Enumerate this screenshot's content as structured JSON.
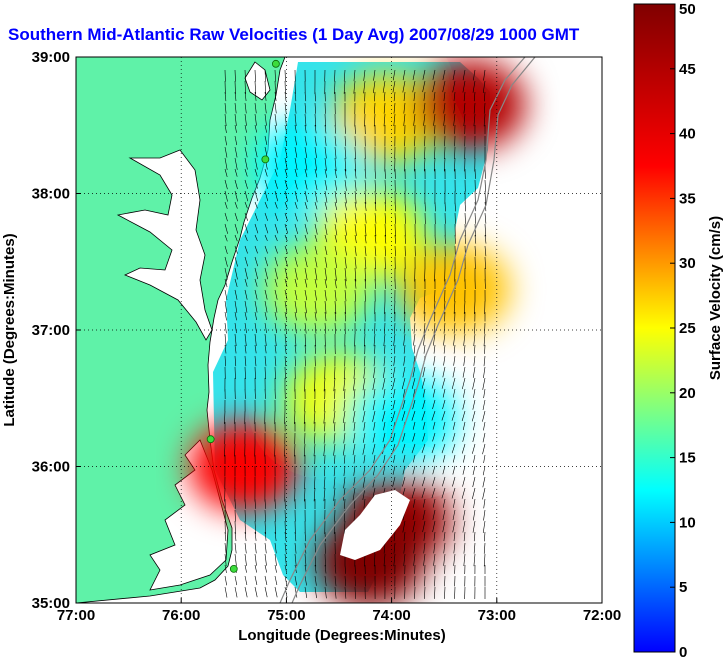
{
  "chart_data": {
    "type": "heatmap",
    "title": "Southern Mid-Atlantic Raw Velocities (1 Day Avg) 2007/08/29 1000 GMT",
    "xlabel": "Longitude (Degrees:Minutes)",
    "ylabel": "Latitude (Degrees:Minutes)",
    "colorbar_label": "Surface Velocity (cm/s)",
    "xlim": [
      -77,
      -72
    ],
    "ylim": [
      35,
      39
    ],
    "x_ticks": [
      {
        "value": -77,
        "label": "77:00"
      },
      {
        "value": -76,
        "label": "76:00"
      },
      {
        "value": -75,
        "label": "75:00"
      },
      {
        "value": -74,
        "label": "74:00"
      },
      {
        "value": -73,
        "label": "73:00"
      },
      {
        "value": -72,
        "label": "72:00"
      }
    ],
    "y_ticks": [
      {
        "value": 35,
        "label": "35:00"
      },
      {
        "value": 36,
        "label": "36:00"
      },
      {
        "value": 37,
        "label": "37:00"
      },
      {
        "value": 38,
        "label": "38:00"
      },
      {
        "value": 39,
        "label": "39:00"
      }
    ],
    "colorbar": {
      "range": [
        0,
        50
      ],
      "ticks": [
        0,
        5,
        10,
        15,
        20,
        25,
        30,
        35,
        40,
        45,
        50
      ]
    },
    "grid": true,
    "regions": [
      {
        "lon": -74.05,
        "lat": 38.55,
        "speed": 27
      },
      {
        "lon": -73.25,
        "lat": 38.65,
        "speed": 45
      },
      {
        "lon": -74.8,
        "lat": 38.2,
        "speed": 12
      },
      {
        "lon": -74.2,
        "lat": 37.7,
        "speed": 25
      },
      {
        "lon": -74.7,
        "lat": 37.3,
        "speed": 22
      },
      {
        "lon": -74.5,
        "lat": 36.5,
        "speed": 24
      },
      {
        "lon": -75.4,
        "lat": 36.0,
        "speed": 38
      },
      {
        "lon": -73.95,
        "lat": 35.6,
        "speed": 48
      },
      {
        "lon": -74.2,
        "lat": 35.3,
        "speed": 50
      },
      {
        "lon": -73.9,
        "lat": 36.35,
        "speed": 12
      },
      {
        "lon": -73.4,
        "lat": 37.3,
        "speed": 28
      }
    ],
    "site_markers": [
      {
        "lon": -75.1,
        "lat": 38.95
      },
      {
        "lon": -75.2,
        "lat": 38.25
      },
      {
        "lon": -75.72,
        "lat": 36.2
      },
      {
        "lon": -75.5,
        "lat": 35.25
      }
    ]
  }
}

__EXERCISE DETAILS__.
Filter the records above and return every line that holds the word "value".

__THE RESPONSE__.
        "value": -77,
        "value": -76,
        "value": -75,
        "value": -74,
        "value": -73,
        "value": -72,
        "value": 35,
        "value": 36,
        "value": 37,
        "value": 38,
        "value": 39,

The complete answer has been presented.